[BEGIN Data rows]
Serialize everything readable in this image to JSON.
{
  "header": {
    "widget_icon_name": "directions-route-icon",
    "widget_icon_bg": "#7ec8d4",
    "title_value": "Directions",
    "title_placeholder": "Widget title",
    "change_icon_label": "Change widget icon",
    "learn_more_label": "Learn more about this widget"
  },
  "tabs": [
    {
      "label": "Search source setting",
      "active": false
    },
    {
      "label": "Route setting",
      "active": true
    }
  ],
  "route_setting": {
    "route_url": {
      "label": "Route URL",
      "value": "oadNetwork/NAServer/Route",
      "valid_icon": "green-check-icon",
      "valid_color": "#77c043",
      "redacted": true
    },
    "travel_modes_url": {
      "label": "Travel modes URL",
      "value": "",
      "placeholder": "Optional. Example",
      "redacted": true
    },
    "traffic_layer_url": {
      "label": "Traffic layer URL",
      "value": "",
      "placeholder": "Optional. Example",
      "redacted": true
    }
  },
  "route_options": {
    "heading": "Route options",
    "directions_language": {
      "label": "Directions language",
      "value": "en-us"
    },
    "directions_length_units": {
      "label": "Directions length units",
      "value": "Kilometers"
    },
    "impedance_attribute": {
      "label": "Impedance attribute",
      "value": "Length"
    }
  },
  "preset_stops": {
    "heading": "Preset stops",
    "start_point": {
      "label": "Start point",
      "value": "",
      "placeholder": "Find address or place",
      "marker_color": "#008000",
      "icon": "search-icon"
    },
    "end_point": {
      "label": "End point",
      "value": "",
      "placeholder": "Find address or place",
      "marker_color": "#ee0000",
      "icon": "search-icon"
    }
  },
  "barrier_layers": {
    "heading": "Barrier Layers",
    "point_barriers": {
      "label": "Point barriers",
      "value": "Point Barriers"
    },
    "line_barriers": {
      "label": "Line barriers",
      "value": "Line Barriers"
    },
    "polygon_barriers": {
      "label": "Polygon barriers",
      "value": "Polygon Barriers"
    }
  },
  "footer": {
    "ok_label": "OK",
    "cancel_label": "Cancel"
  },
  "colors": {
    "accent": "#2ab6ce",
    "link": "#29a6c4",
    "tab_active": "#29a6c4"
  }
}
[END Data rows]
[BEGIN Data rows]
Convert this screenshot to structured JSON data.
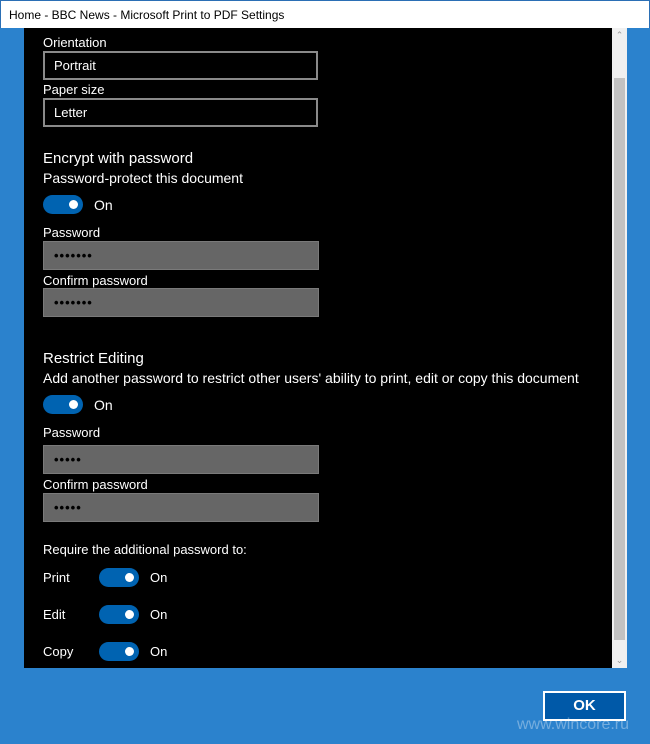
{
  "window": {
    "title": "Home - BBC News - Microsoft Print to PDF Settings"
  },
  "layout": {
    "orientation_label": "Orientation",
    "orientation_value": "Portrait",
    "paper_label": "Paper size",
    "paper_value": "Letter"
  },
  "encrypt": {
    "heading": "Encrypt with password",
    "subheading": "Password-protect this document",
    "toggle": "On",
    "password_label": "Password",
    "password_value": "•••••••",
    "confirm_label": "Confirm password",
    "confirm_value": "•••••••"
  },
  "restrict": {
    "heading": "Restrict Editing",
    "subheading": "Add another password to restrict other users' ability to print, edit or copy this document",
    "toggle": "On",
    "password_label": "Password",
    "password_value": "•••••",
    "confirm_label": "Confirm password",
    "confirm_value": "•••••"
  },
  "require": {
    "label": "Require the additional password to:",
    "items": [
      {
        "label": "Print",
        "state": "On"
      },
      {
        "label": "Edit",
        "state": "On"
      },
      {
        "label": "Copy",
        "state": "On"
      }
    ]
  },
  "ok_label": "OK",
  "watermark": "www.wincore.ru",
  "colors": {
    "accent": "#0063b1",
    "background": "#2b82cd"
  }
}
[END Data rows]
Exercise
Identify each line containing the string "subheading" and copy it out.

Solution for this problem
    "subheading": "Password-protect this document",
    "subheading": "Add another password to restrict other users' ability to print, edit or copy this document",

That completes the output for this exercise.